### TEXT EXCERPT
High rates of drug resistance and virological failure among adults with HIV admitted to hospital in Malawi
Thirty-two per cent of participants at the Malawi site of the STAMP trial had virological failure with high levels of resistance to at least two first-line antiretrovirals – according to data published online 1 September 2020 in The Lancet HIV.
This evaluation was from an observational cohort study nested in the rapid urine-based screening for tuberculosis (TB) to reduce AIDS-related mortality in hospitalised patients in Africa (STAMP) trial. It enrolled unselected adults with HIV, admitted to hospital, and the nested study looked at ART failure, drug resistance, and early mortality.
Exclusion criteria were TB treatment within 12 months, TB preventative therapy within 6 months, or being unable or unwilling to provide informed consent.
Participants were included in the nested cohort study if they were enrolled at the Malawi site (Zomba Central Hospital) and had been taking ART for at least 6 months at admission. Management of HIV was according to Malawian national guidelines.
Participants who met inclusion criteria had frozen plasma samples tested for viral load. Virological failure was defined as viral load 1000 copies/mL and above. Those with virological failure were tested for drug resistance by ultra-deep sequencing (results defined as intermediate or high-level resistance according to the Stanford HIVDR programme).
The investigators calculated mortality risk at 56 days from enrolment. Participants were censored at death, at 56 days, or at last contact if lost to follow-up.
They modelled the causal association between HIV multidrug resistance and mortality, excluding cofactors, most notably: CD4 cell count, advanced HIV, and poor functional and nutritional status.
Of 1316 participants with HIV enrolled in the STAMP trial at the Malawi site between 26 October 2015 and 19 September 2017, 786 had taken ART for at least 6 months. And, 252 (32%) of 786 participants had virological failure.

### DATA EXTRACT
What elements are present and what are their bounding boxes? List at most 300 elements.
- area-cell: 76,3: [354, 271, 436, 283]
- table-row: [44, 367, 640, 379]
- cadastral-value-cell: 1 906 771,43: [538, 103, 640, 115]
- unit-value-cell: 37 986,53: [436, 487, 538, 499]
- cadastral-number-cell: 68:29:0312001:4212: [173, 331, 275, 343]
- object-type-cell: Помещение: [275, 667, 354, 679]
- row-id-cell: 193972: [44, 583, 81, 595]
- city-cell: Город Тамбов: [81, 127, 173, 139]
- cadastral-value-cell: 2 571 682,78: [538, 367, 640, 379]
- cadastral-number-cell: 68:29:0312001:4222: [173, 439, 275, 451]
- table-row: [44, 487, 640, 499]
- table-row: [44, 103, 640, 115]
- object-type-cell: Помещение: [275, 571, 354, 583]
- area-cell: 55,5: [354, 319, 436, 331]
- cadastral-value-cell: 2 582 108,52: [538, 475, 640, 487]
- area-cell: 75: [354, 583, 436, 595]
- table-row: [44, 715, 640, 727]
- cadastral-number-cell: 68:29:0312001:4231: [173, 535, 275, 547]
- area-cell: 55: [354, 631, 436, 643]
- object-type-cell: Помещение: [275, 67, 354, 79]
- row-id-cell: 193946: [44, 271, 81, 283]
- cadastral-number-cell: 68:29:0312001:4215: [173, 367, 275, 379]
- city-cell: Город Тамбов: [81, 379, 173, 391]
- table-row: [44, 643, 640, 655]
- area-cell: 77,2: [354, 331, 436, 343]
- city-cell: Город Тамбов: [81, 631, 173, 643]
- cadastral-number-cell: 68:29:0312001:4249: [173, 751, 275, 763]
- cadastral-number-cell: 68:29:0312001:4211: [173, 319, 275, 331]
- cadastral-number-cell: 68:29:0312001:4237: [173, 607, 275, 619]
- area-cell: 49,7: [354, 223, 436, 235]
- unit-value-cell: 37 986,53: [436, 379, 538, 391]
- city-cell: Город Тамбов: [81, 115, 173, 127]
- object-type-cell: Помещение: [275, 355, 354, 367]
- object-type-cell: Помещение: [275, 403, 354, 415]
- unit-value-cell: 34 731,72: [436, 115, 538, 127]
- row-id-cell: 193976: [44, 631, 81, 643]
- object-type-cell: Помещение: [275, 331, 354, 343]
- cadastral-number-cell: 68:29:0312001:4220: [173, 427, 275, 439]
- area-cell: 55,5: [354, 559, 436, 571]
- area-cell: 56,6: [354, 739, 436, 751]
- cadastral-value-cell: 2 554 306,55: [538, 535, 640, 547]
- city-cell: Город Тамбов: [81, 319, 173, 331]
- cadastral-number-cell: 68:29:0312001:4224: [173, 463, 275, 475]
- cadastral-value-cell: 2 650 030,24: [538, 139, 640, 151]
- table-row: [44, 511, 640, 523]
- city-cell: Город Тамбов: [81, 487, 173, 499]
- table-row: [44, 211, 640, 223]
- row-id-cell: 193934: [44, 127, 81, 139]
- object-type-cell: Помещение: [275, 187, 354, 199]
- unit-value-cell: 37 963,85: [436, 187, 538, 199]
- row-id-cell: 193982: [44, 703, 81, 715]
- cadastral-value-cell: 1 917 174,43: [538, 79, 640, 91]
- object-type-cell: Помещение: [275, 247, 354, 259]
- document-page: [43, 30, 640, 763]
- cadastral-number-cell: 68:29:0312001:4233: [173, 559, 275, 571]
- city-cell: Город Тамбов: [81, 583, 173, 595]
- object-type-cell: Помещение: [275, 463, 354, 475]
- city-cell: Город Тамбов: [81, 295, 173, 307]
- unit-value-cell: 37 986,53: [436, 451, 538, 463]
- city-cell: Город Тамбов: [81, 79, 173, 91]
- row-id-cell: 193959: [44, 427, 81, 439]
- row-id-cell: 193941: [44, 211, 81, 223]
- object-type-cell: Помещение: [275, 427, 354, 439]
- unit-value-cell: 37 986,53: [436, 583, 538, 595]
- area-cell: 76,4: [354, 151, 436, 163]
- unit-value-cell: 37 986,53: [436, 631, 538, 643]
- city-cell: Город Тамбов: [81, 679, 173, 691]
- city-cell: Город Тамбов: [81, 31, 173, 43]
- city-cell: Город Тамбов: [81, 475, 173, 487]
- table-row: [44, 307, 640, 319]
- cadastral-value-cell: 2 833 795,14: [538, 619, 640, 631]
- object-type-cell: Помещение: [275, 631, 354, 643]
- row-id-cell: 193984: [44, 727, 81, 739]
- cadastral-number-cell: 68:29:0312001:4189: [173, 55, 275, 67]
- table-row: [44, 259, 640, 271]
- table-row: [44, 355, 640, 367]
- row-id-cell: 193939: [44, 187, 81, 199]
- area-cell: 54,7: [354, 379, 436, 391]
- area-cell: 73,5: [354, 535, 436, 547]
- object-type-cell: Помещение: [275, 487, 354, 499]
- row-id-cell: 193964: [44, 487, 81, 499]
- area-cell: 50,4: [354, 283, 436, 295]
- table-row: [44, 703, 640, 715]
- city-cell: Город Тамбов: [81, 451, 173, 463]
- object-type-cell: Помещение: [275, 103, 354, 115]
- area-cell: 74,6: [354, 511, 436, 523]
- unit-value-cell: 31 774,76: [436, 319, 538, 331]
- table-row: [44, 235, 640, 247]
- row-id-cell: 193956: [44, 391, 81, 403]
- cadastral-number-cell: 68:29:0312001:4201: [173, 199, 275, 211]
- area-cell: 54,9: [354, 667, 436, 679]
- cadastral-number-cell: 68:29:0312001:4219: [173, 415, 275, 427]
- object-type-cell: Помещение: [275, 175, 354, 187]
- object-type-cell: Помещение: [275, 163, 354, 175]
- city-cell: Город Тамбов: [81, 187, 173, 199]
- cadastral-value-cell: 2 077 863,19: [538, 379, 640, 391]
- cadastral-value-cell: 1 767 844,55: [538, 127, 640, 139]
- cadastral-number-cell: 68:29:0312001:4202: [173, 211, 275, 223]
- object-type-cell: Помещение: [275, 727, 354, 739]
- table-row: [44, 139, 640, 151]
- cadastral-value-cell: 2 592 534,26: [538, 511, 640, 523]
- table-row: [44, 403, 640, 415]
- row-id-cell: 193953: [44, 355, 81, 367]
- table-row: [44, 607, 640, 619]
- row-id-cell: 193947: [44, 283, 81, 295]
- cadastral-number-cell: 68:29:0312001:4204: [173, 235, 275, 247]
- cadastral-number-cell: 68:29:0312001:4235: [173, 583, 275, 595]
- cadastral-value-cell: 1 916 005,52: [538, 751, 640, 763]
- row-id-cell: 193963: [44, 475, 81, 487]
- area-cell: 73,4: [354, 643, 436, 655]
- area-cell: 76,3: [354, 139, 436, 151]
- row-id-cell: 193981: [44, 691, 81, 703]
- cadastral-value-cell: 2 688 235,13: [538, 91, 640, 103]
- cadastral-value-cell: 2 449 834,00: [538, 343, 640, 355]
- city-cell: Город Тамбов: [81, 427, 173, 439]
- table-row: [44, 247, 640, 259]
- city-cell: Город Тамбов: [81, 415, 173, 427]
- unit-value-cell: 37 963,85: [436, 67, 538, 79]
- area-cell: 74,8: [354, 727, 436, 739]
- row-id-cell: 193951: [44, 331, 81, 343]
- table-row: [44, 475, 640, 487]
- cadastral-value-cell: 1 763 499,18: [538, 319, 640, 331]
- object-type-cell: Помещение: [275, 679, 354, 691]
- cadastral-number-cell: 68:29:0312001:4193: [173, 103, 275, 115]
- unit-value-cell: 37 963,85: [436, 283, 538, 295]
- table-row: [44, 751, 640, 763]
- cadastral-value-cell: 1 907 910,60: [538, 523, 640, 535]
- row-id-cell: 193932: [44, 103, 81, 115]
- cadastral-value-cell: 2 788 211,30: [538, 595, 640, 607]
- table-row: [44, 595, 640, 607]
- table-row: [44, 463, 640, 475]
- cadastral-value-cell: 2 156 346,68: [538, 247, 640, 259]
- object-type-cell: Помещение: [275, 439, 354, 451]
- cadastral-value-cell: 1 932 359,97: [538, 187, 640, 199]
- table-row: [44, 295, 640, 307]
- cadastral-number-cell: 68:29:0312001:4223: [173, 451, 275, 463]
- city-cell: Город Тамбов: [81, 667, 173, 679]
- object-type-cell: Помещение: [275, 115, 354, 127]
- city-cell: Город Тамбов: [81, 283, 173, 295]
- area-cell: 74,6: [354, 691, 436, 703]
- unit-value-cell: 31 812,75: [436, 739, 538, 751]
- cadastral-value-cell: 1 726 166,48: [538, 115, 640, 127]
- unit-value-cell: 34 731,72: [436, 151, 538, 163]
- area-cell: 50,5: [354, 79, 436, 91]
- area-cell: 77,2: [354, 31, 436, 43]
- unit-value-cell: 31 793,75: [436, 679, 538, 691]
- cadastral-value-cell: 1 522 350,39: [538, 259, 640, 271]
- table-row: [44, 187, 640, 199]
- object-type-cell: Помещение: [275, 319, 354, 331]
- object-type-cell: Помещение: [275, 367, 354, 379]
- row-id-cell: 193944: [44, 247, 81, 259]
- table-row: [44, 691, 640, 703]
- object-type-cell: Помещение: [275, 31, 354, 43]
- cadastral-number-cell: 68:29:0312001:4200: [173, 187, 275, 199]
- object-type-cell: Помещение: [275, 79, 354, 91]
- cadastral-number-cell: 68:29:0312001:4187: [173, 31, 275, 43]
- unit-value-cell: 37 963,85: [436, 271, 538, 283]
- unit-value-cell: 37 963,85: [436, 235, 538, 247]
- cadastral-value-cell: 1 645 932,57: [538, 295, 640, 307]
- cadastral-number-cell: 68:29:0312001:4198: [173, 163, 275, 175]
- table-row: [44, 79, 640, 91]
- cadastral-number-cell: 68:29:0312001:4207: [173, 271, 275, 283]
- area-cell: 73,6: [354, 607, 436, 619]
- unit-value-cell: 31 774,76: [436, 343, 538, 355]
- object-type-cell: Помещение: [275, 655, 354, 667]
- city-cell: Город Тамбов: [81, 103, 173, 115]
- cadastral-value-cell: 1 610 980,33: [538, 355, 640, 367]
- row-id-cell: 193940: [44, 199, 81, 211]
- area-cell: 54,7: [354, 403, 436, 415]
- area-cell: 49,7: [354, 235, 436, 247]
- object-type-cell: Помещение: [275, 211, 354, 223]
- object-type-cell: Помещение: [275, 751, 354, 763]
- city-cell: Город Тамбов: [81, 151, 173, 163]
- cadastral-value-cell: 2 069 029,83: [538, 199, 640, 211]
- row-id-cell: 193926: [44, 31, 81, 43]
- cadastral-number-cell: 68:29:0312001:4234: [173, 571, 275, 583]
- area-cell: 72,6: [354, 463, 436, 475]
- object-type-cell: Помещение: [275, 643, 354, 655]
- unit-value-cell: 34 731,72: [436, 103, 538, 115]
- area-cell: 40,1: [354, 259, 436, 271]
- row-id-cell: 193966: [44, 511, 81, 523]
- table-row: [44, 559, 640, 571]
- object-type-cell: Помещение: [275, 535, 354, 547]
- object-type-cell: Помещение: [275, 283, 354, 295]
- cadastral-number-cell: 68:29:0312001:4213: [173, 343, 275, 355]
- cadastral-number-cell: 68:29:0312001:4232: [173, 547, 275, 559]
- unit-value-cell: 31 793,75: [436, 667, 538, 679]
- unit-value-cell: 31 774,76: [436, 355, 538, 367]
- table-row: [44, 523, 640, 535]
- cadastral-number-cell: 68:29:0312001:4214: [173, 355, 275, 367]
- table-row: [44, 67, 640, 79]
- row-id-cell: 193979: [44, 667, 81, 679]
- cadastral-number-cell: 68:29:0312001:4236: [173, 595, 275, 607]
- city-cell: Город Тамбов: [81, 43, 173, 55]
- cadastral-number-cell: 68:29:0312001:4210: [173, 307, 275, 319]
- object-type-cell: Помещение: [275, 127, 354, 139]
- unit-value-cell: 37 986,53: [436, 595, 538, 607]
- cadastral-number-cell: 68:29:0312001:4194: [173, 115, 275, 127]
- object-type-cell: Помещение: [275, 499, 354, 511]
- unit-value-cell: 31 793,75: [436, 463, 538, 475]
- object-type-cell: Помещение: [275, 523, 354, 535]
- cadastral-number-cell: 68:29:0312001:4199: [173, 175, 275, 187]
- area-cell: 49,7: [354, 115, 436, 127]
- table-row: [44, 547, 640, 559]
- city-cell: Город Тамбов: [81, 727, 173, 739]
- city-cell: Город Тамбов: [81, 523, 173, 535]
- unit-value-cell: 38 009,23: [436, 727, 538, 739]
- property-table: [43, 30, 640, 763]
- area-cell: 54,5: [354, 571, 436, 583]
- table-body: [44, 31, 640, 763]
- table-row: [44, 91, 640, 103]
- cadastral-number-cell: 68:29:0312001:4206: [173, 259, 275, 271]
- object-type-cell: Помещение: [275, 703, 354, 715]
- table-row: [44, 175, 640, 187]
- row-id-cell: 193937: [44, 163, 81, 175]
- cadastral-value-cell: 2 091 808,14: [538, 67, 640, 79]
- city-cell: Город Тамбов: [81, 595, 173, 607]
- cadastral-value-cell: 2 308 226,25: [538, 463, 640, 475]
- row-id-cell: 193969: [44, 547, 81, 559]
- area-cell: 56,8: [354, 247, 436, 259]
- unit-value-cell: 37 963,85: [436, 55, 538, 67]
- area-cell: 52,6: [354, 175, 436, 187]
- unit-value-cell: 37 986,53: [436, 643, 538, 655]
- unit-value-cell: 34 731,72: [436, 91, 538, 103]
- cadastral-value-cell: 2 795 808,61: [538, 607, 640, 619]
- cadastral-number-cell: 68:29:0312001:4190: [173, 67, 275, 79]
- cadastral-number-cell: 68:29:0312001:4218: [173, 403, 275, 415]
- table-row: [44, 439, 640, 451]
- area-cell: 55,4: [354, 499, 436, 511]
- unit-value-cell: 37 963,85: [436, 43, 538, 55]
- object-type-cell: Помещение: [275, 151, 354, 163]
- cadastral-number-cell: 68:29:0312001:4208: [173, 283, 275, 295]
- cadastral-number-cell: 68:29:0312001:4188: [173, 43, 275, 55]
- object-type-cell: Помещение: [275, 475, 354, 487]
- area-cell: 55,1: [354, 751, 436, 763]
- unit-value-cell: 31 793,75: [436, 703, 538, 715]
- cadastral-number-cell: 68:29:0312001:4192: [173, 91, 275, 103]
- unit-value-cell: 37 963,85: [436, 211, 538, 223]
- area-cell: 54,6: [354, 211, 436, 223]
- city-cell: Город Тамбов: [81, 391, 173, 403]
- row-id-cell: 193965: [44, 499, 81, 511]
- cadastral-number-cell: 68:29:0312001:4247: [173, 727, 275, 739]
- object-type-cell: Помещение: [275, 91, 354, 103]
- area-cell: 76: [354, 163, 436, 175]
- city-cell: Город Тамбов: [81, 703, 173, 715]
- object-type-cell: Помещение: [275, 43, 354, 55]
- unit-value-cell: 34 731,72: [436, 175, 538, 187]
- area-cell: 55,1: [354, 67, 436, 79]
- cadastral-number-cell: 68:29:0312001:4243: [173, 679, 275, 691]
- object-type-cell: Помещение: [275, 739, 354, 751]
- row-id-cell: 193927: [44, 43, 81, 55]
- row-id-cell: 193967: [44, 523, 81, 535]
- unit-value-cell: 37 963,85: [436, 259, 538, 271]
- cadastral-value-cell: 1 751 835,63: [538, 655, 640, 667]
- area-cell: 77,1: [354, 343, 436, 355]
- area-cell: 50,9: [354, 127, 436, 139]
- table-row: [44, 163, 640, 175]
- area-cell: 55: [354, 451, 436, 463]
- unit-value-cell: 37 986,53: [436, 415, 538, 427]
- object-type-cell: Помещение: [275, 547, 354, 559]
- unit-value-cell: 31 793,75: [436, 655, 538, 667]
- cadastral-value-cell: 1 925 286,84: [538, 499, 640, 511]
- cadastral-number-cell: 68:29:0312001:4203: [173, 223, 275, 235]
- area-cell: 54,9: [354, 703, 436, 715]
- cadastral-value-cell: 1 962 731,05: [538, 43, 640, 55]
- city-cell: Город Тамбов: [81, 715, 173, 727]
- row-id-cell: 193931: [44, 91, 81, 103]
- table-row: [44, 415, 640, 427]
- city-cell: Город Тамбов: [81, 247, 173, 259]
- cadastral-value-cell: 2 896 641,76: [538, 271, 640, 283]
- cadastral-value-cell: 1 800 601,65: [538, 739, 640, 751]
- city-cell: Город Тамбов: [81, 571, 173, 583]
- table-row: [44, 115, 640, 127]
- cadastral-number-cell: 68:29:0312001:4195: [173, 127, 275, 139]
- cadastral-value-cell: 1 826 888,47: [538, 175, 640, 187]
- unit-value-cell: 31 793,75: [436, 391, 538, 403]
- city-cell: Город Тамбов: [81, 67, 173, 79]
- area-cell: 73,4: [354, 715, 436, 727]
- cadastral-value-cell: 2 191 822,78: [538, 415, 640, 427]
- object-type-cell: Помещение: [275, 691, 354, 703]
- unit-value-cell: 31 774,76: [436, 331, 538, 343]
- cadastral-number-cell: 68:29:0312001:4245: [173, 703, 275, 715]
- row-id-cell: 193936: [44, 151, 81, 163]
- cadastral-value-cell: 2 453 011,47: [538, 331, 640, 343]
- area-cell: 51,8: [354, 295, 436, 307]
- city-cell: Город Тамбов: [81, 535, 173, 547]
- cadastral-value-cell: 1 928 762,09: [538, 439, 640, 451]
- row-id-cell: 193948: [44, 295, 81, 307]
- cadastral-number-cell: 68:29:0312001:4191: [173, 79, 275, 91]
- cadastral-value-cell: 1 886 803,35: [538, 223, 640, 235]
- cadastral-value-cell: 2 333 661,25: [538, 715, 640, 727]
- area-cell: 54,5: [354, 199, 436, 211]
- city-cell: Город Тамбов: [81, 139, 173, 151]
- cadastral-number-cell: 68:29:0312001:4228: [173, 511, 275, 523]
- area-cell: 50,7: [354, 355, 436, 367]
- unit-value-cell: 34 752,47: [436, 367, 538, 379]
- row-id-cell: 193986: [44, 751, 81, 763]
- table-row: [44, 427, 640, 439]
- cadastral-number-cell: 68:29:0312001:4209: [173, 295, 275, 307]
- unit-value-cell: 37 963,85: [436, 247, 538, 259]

### TASK DESCRIPTION
Reproduce word for word the part of the Malawi HIV drug resistance text that starts at "The investigators calculated" and ends at "and nutritional status.".

### ANSWER AREA
The investigators calculated mortality risk at 56 days from enrolment. Participants were censored at death, at 56 days, or at last contact if lost to follow-up.
They modelled the causal association between HIV multidrug resistance and mortality, excluding cofactors, most notably: CD4 cell count, advanced HIV, and poor functional and nutritional status.